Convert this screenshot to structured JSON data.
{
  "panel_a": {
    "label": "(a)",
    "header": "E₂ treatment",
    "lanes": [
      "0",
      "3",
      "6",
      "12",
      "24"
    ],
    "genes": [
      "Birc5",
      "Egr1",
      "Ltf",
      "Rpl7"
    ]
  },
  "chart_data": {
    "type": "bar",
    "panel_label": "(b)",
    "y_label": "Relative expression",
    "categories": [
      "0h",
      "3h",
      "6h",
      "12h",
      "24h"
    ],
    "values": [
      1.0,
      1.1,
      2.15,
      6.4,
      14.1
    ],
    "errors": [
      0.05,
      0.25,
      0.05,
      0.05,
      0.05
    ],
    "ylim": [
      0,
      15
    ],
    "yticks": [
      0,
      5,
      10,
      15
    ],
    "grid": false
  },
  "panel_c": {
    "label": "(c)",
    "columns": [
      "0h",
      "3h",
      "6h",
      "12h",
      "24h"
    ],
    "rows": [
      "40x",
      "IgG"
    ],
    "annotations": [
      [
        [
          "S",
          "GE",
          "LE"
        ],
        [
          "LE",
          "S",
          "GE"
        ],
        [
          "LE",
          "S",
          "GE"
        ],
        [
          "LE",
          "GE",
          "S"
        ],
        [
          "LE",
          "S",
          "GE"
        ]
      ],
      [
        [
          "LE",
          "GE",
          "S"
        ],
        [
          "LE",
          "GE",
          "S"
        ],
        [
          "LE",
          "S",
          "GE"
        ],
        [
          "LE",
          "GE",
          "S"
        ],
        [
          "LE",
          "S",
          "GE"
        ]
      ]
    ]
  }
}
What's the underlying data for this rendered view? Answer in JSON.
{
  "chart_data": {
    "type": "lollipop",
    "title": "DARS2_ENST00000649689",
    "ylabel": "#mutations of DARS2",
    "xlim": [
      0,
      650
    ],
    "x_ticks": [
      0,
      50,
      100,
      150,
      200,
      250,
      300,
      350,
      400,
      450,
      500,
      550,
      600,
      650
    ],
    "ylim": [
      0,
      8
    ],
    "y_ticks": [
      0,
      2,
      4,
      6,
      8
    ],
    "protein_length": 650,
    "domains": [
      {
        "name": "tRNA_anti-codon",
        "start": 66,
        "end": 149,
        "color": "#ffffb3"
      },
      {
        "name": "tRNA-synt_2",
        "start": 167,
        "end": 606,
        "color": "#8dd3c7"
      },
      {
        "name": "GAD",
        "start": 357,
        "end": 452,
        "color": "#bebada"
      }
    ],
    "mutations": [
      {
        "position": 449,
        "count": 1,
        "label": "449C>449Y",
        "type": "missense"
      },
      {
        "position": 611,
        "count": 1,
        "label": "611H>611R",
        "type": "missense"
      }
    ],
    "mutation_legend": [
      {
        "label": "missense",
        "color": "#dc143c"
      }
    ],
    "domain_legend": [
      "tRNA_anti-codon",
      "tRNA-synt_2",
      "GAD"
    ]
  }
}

# [What you have to do]
Using the listing above, pull out all lines that hold the word "JSON".

# [Finished task]
Convert this screenshot to structured JSON data.
What's the underlying data for this rendered view? Answer in JSON.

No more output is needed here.